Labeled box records
********************

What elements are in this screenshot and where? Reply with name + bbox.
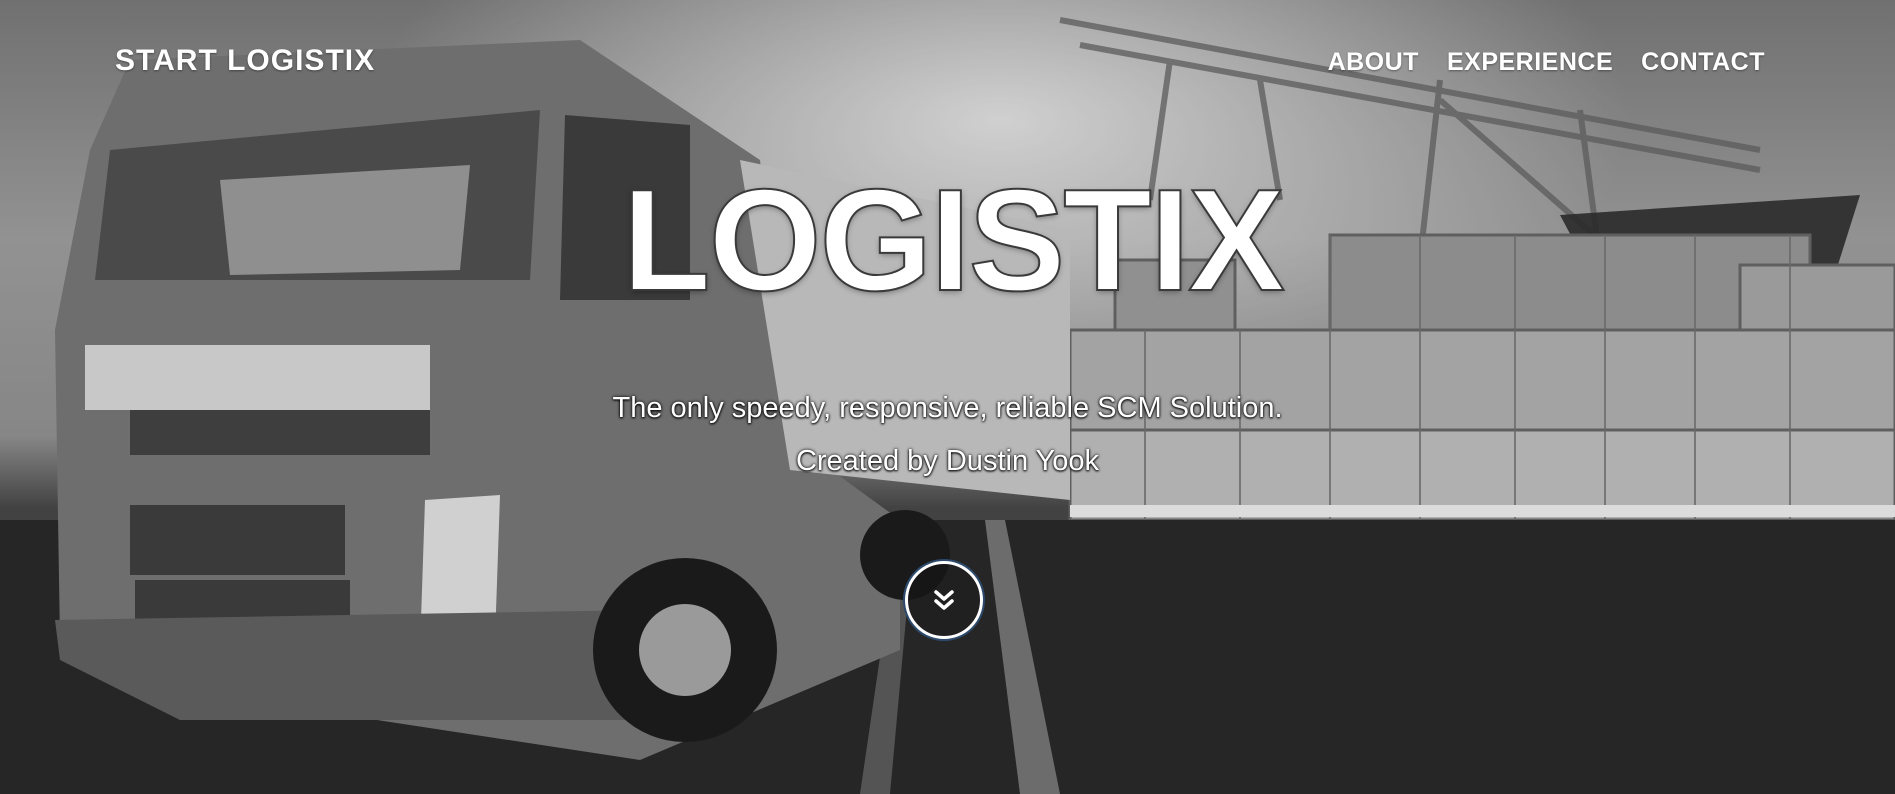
hero-section: START LOGISTIX ABOUT EXPERIENCE CONTACT …: [0, 0, 1895, 794]
hero-title: LOGISTIX: [621, 159, 1286, 321]
brand-logo-link[interactable]: START LOGISTIX: [115, 44, 375, 78]
main-navigation: ABOUT EXPERIENCE CONTACT: [1328, 48, 1765, 77]
nav-link-about[interactable]: ABOUT: [1328, 48, 1419, 77]
scroll-down-button[interactable]: [905, 561, 983, 639]
hero-tagline: The only speedy, responsive, reliable SC…: [612, 392, 1283, 424]
hero-credit: Created by Dustin Yook: [795, 445, 1100, 477]
nav-link-experience[interactable]: EXPERIENCE: [1447, 48, 1613, 77]
double-chevron-down-icon: [934, 590, 954, 610]
nav-link-contact[interactable]: CONTACT: [1641, 48, 1765, 77]
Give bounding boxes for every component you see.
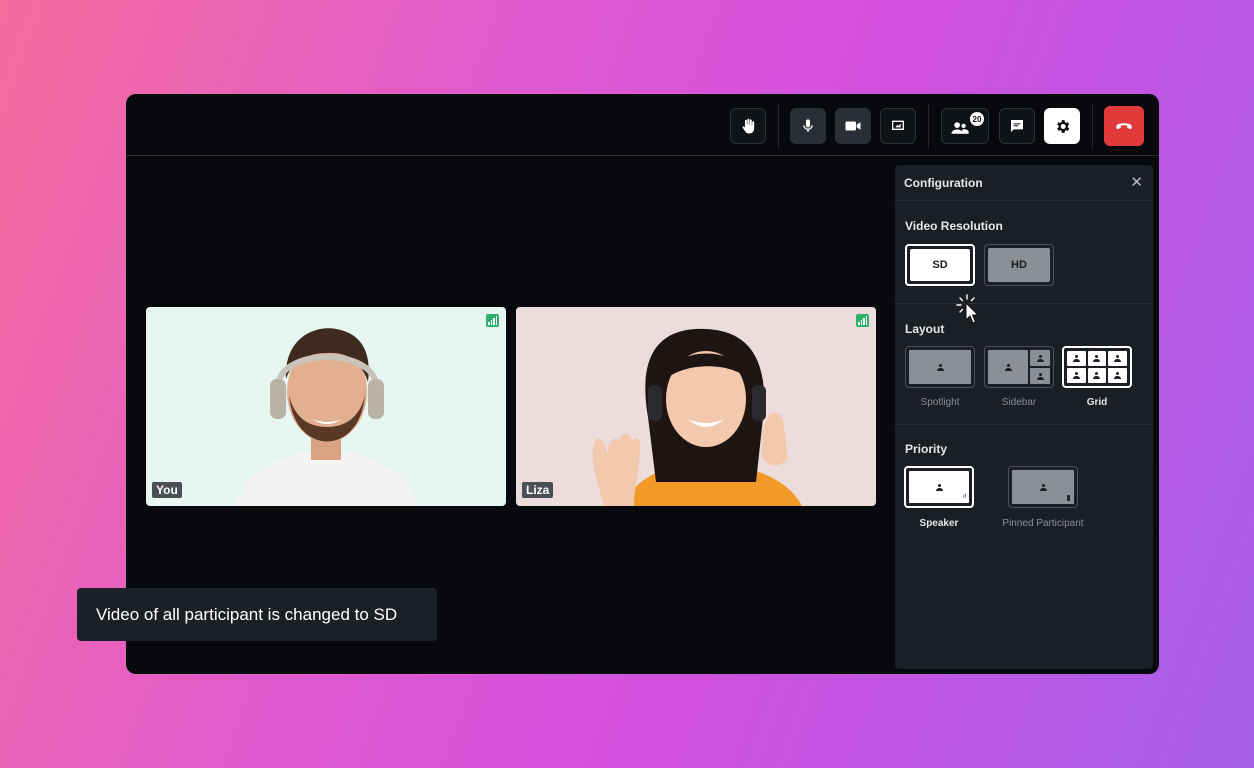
layout-grid-option[interactable] xyxy=(1062,346,1132,388)
raise-hand-icon xyxy=(742,118,755,134)
video-camera-icon xyxy=(845,121,861,131)
toast-message: Video of all participant is changed to S… xyxy=(96,604,398,624)
toolbar-divider xyxy=(1092,104,1093,148)
toolbar-divider xyxy=(778,104,779,148)
participant-name: You xyxy=(152,482,182,498)
priority-title: Priority xyxy=(905,442,948,456)
toolbar-divider xyxy=(928,104,929,148)
panel-title: Configuration xyxy=(904,175,983,190)
audio-wave-icon: ıl xyxy=(963,494,966,500)
camera-button[interactable] xyxy=(835,108,871,144)
close-icon[interactable]: ✕ xyxy=(1130,175,1143,190)
person-icon xyxy=(935,483,943,491)
panel-header: Configuration ✕ xyxy=(895,165,1153,201)
layout-spotlight-option[interactable] xyxy=(905,346,975,388)
priority-speaker-option[interactable]: ıl xyxy=(904,466,974,508)
person-icon xyxy=(1004,363,1012,371)
layout-sidebar-option[interactable] xyxy=(984,346,1054,388)
person-icon xyxy=(1072,355,1080,362)
priority-pinned-option[interactable] xyxy=(1008,466,1078,508)
video-resolution-title: Video Resolution xyxy=(905,219,1003,233)
screen-share-icon xyxy=(892,120,904,130)
video-tile-you[interactable]: You xyxy=(146,307,506,506)
settings-icon xyxy=(1056,119,1069,133)
microphone-button[interactable] xyxy=(790,108,826,144)
signal-strength-icon xyxy=(486,314,499,327)
video-tile-liza[interactable]: Liza xyxy=(516,307,876,506)
signal-strength-icon xyxy=(856,314,869,327)
screen-share-button[interactable] xyxy=(880,108,916,144)
participant-video xyxy=(236,328,418,506)
person-icon xyxy=(1114,355,1122,362)
person-icon xyxy=(1114,372,1122,379)
end-call-button[interactable] xyxy=(1104,106,1144,146)
settings-button[interactable] xyxy=(1044,108,1080,144)
participants-count-badge: 20 xyxy=(970,112,984,126)
person-icon xyxy=(1093,372,1101,379)
chat-icon xyxy=(1011,120,1023,132)
raise-hand-button[interactable] xyxy=(730,108,766,144)
pin-icon xyxy=(1067,495,1070,501)
priority-pinned-label: Pinned Participant xyxy=(1002,518,1084,529)
person-icon xyxy=(1093,355,1101,362)
click-cursor-icon xyxy=(956,294,980,324)
layout-sidebar-label: Sidebar xyxy=(1001,397,1037,408)
person-icon xyxy=(936,363,944,371)
section-divider xyxy=(895,303,1153,304)
resolution-sd-button[interactable]: SD xyxy=(905,244,975,286)
person-icon xyxy=(1036,372,1044,380)
person-icon xyxy=(1036,354,1044,362)
participant-video xyxy=(592,328,802,506)
meeting-window: 20 You Liza Configuration ✕ Video Resolu… xyxy=(126,94,1159,674)
participants-icon xyxy=(951,122,969,134)
layout-title: Layout xyxy=(905,322,945,336)
end-call-icon xyxy=(1116,123,1132,130)
participant-name: Liza xyxy=(522,482,554,498)
chat-button[interactable] xyxy=(999,108,1035,144)
participants-button[interactable]: 20 xyxy=(941,108,989,144)
microphone-icon xyxy=(803,119,813,132)
layout-grid-label: Grid xyxy=(1086,397,1108,408)
resolution-hd-button[interactable]: HD xyxy=(984,244,1054,286)
configuration-panel: Configuration ✕ Video Resolution SD HD L… xyxy=(895,165,1153,669)
layout-spotlight-label: Spotlight xyxy=(920,397,960,408)
toast-notification: Video of all participant is changed to S… xyxy=(77,588,437,641)
person-icon xyxy=(1039,483,1047,491)
section-divider xyxy=(895,424,1153,425)
person-icon xyxy=(1072,372,1080,379)
priority-speaker-label: Speaker xyxy=(919,518,959,529)
meeting-toolbar: 20 xyxy=(126,94,1159,156)
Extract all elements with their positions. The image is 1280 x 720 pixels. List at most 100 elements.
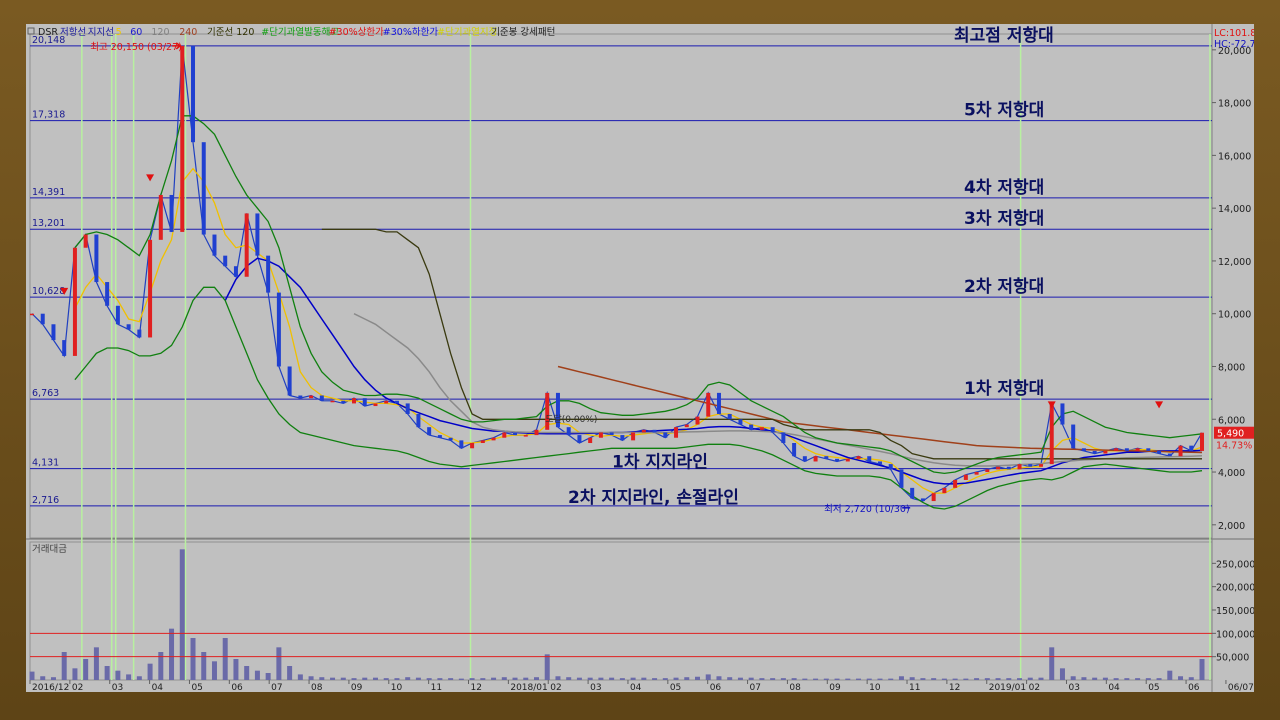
- volume-bar: [759, 678, 765, 680]
- volume-tick-label: 150,000: [1216, 606, 1254, 617]
- stock-chart[interactable]: 20,14817,31814,39113,20110,6286,7634,131…: [26, 24, 1262, 693]
- chart-legend: DSR 저항선 지지선 5 60 120 240 기준선 120 #단기과열발동해고#30%상한…: [27, 26, 555, 38]
- time-tick-label: 2016/12: [32, 683, 69, 692]
- price-candle: [83, 234, 88, 248]
- volume-bar: [287, 666, 293, 680]
- time-tick-label: 04: [152, 683, 164, 692]
- price-candle: [577, 435, 582, 444]
- volume-bar: [1081, 677, 1087, 680]
- volume-bar: [652, 678, 658, 680]
- volume-bar: [1049, 647, 1055, 680]
- price-candle: [244, 213, 249, 277]
- volume-bar: [1124, 678, 1130, 680]
- price-candle: [674, 427, 679, 438]
- time-tick-label: 08: [311, 683, 323, 692]
- price-candle: [1060, 403, 1065, 425]
- time-tick-label: 03: [112, 683, 123, 692]
- price-candle: [330, 400, 335, 403]
- volume-bar: [544, 654, 550, 680]
- volume-bar: [630, 677, 636, 680]
- volume-bar: [50, 677, 56, 680]
- price-candle: [502, 432, 507, 438]
- price-candle: [105, 282, 110, 306]
- time-tick-label: 11: [431, 683, 442, 692]
- volume-bar: [1188, 677, 1194, 680]
- price-candle: [749, 424, 754, 430]
- price-candle: [405, 403, 410, 414]
- volume-bar: [254, 670, 260, 680]
- volume-bar: [780, 678, 786, 680]
- price-candle: [695, 416, 700, 425]
- legend-item: 5: [116, 27, 122, 38]
- volume-bar: [619, 678, 625, 680]
- price-candle: [212, 234, 217, 256]
- volume-bar: [469, 678, 475, 680]
- volume-bar: [83, 659, 89, 680]
- level-value-label: 13,201: [32, 218, 65, 229]
- price-candle: [233, 266, 238, 277]
- level-annotation: 5차 저항대: [964, 100, 1044, 121]
- volume-bar: [1092, 677, 1098, 680]
- price-candle: [974, 472, 979, 475]
- volume-bar: [126, 674, 132, 680]
- volume-bar: [437, 678, 443, 680]
- price-candle: [1178, 445, 1183, 457]
- price-tick-label: 8,000: [1218, 362, 1245, 373]
- reach-note: 도달(0.00%): [545, 413, 597, 425]
- volume-bar: [866, 678, 872, 680]
- volume-bar: [448, 678, 454, 680]
- volume-bar: [737, 677, 743, 680]
- volume-bar: [319, 677, 325, 680]
- volume-bar: [598, 677, 604, 680]
- price-candle: [598, 432, 603, 438]
- price-candle: [255, 213, 260, 256]
- volume-bar: [823, 678, 829, 680]
- volume-bar: [29, 671, 35, 680]
- time-tick-label: 03: [590, 683, 601, 692]
- volume-bar: [984, 678, 990, 680]
- volume-bar: [920, 678, 926, 680]
- time-tick-label: 03: [1068, 683, 1079, 692]
- price-candle: [158, 194, 163, 240]
- volume-bar: [877, 678, 883, 680]
- price-candle: [845, 458, 850, 462]
- volume-bar: [963, 678, 969, 680]
- time-tick-label: 07: [271, 683, 282, 692]
- price-candle: [1157, 450, 1162, 454]
- price-candle: [191, 45, 196, 143]
- price-candle: [309, 395, 314, 399]
- level-annotation: 2차 저항대: [964, 276, 1044, 297]
- low-price-note: 최저 2,720 (10/30): [824, 504, 910, 515]
- price-tick-label: 2,000: [1218, 521, 1245, 532]
- price-candle: [759, 427, 764, 430]
- time-tick-label: 02: [550, 683, 561, 692]
- price-candle: [899, 469, 904, 488]
- price-candle: [802, 456, 807, 462]
- volume-bar: [1145, 678, 1151, 680]
- volume-bar: [222, 638, 228, 680]
- volume-bar: [308, 676, 314, 680]
- price-candle: [1049, 403, 1054, 465]
- volume-bar: [265, 673, 271, 680]
- time-tick-label: 11: [909, 683, 920, 692]
- legend-item: 저항선: [60, 27, 86, 38]
- price-candle: [1092, 450, 1097, 454]
- volume-tick-label: 100,000: [1216, 629, 1254, 640]
- level-annotation: 3차 저항대: [964, 208, 1044, 229]
- legend-item: 기준봉 강세패턴: [491, 27, 555, 38]
- volume-bar: [415, 677, 421, 680]
- ticker-label: DSR: [38, 27, 58, 38]
- price-candle: [920, 498, 925, 502]
- volume-bar: [372, 677, 378, 680]
- price-candle: [448, 437, 453, 441]
- volume-tick-label: 250,000: [1216, 559, 1254, 570]
- volume-bar: [523, 677, 529, 680]
- volume-bar: [233, 659, 239, 680]
- level-value-label: 6,763: [32, 388, 59, 399]
- price-candle: [384, 400, 389, 404]
- price-candle: [94, 234, 99, 283]
- price-tick-label: 12,000: [1218, 257, 1251, 268]
- volume-bar: [147, 663, 153, 680]
- volume-bar: [566, 677, 572, 680]
- volume-bar: [1113, 678, 1119, 680]
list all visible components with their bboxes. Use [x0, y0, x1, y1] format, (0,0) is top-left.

********************

Problem requirements:
Print the lines of the listing from the line that contains "hero-section: START LOGISTIX" through the line that contains "hero-credit: Created by", including both of those lines. Keep each one identical to the listing.

Expected output:
hero-section: START LOGISTIX ABOUT EXPERIENCE CONTACT …: [0, 0, 1895, 794]
hero-title: LOGISTIX: [621, 159, 1286, 321]
brand-logo-link[interactable]: START LOGISTIX: [115, 44, 375, 78]
main-navigation: ABOUT EXPERIENCE CONTACT: [1328, 48, 1765, 77]
nav-link-about[interactable]: ABOUT: [1328, 48, 1419, 77]
scroll-down-button[interactable]: [905, 561, 983, 639]
hero-tagline: The only speedy, responsive, reliable SC…: [612, 392, 1283, 424]
hero-credit: Created by Dustin Yook: [795, 445, 1100, 477]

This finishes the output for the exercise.